* Goal
Everything from the line containing "Serialize everything readable" down to the last line of the entries below must be transcribed exactly, and nothing else.

[Recorded data]
○ ○ ○ ○ ○ ○ ○

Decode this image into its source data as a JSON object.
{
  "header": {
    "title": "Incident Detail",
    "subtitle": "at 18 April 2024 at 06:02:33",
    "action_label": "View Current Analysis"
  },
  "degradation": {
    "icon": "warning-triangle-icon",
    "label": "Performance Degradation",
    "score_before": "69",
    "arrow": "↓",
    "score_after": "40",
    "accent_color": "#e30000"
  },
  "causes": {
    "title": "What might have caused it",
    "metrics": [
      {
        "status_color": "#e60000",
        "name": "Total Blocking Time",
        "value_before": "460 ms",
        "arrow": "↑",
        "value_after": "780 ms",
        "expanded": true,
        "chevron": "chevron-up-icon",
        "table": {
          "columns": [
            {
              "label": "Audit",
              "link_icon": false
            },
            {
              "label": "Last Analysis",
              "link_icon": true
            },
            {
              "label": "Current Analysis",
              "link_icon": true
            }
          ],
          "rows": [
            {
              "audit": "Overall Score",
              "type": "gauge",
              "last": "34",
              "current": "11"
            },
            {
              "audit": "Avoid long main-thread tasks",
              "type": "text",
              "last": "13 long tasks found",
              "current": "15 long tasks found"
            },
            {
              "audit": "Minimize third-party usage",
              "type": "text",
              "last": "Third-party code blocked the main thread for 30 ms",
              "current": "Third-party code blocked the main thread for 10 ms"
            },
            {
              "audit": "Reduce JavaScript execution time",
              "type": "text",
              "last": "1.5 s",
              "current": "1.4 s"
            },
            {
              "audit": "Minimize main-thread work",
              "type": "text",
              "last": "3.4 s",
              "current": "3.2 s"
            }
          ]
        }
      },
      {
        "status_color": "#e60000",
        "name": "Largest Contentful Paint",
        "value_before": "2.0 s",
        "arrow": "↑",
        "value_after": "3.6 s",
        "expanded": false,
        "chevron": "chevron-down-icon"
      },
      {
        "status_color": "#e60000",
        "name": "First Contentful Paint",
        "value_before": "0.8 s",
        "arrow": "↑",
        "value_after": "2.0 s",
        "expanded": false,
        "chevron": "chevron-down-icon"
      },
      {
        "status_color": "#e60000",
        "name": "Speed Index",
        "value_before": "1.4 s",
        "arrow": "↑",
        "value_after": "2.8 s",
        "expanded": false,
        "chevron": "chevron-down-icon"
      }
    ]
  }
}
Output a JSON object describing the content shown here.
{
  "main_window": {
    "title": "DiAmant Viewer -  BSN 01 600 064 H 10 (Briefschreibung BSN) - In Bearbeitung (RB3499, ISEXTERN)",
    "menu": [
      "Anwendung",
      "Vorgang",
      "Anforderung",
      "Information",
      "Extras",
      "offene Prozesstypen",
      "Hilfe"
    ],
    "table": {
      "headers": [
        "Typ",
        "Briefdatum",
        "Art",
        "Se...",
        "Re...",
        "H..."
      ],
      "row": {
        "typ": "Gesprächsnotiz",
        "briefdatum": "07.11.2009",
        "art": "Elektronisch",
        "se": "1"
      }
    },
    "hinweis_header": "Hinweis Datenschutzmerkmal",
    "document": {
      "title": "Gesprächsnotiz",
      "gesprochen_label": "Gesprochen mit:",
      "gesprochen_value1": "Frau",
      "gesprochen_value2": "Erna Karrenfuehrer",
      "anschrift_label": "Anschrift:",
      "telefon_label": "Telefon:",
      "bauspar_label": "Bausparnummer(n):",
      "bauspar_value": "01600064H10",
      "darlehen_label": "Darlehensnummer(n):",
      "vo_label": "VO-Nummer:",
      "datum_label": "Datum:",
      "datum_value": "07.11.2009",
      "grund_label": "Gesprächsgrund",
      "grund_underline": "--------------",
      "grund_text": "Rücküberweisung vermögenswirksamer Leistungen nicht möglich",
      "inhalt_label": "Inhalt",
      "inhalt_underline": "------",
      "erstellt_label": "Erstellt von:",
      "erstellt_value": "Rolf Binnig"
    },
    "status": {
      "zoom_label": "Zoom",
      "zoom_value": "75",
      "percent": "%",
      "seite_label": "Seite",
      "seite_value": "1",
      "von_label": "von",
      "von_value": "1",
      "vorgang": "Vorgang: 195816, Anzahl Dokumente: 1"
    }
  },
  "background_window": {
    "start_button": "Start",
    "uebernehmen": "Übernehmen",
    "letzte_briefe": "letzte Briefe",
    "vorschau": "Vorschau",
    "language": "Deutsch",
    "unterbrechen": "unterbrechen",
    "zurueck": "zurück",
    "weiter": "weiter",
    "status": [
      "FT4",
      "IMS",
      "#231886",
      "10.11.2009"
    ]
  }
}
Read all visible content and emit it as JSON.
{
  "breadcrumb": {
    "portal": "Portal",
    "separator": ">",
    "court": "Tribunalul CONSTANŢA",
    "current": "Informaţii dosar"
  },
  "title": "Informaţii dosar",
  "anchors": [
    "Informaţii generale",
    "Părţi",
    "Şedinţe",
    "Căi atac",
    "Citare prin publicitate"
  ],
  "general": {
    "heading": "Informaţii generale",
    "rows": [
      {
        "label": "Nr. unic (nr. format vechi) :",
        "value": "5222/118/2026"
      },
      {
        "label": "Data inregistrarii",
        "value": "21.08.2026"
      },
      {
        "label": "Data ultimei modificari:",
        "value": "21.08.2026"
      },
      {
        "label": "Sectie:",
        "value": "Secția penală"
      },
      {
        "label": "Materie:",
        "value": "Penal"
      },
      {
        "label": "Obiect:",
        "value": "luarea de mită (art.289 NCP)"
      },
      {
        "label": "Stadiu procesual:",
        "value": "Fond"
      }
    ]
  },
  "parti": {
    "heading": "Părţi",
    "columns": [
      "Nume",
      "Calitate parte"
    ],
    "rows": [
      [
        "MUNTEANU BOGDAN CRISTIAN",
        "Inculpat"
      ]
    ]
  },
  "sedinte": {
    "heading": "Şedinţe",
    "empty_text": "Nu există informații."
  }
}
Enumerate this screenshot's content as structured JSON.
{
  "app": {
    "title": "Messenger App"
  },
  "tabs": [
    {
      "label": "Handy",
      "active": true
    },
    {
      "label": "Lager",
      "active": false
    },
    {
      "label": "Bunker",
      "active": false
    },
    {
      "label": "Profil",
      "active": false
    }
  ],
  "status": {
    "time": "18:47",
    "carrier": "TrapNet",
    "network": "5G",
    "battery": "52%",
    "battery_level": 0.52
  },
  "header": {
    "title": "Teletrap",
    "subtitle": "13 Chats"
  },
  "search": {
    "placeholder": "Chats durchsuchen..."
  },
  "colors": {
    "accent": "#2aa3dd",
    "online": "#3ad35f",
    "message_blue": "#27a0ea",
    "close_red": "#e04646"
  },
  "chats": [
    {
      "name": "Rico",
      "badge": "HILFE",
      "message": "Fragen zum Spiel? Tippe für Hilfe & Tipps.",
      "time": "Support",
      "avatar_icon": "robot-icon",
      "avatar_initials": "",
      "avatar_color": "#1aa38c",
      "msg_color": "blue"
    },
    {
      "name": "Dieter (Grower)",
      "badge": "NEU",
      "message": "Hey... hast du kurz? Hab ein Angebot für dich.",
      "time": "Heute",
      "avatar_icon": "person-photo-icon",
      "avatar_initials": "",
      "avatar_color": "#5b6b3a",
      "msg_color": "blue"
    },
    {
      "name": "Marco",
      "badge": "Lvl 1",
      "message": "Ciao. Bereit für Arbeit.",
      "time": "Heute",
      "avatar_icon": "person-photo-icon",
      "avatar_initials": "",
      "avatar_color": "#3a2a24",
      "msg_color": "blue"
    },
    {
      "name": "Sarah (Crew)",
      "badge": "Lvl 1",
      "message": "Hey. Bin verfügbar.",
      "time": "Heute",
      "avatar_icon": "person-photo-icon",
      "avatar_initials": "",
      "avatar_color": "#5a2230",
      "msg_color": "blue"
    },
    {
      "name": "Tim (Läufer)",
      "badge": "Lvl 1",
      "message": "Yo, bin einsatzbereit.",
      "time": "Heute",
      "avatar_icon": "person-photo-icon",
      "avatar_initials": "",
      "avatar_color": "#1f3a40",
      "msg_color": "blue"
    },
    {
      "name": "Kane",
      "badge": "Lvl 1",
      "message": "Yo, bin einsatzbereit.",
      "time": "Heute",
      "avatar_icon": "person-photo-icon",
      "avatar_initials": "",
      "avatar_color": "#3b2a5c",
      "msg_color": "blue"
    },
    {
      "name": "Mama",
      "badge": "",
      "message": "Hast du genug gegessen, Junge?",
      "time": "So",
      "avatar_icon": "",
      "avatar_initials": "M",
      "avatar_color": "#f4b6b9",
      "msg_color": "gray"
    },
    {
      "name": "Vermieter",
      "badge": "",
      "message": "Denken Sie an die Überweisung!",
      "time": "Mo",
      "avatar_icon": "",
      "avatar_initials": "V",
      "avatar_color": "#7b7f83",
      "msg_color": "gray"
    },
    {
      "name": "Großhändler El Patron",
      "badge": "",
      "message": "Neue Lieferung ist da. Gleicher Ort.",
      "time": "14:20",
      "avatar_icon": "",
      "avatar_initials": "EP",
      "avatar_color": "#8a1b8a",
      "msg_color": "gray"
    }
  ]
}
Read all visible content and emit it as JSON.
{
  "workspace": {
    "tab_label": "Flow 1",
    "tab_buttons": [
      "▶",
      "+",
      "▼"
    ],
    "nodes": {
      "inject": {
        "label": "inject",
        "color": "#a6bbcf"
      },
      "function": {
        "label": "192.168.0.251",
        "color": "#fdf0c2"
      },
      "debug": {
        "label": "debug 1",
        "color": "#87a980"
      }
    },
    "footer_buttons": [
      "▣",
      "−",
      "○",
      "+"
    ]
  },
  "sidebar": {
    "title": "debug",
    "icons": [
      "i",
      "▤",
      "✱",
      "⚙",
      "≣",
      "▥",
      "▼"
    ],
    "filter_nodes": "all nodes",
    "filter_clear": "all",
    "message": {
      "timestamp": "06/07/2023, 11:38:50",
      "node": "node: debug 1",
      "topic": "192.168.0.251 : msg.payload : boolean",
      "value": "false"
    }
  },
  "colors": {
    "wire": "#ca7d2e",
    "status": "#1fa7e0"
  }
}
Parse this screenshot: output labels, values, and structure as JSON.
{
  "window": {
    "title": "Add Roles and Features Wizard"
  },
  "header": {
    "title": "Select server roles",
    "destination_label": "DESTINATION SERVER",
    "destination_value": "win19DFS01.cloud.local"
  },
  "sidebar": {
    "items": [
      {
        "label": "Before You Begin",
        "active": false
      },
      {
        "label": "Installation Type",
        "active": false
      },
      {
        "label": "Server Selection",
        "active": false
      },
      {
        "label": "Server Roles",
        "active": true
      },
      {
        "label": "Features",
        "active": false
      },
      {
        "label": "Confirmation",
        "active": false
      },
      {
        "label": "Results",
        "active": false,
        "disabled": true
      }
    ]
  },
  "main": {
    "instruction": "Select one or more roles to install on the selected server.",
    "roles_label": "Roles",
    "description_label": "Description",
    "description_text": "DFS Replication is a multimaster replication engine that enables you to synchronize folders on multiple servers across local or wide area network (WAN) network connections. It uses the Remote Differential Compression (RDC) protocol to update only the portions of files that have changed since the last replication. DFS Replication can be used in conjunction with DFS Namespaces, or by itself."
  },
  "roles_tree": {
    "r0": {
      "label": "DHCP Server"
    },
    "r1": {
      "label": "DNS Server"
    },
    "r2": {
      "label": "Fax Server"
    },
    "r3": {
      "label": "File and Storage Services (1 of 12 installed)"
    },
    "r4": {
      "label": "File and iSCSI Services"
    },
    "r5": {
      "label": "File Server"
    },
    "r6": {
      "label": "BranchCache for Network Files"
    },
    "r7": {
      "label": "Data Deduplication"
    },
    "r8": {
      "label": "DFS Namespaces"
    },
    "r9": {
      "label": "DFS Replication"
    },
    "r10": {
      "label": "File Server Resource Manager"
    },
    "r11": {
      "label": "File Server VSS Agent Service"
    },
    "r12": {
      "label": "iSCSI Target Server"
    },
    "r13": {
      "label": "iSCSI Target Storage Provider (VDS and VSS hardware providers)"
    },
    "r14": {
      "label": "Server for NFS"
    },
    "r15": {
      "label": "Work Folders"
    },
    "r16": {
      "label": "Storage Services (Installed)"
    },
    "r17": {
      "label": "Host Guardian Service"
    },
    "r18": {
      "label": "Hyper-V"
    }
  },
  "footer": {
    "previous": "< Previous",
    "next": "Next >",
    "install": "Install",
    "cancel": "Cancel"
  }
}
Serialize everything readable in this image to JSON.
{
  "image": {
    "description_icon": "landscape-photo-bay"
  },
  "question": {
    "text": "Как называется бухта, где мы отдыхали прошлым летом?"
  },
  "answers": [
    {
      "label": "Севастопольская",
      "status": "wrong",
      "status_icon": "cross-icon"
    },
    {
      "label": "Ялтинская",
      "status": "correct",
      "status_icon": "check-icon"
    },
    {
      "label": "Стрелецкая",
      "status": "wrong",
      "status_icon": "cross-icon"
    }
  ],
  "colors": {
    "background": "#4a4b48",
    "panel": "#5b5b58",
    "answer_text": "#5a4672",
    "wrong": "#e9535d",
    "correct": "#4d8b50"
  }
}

○ ○ ○ ○ ○ ○ ○

* Final result
Serialize everything readable in this image to JSON.
{
  "image": {
    "description_icon": "landscape-photo-bay"
  },
  "question": {
    "text": "Как называется бухта, где мы отдыхали прошлым летом?"
  },
  "answers": [
    {
      "label": "Севастопольская",
      "status": "wrong",
      "status_icon": "cross-icon"
    },
    {
      "label": "Ялтинская",
      "status": "correct",
      "status_icon": "check-icon"
    },
    {
      "label": "Стрелецкая",
      "status": "wrong",
      "status_icon": "cross-icon"
    }
  ],
  "colors": {
    "background": "#4a4b48",
    "panel": "#5b5b58",
    "answer_text": "#5a4672",
    "wrong": "#e9535d",
    "correct": "#4d8b50"
  }
}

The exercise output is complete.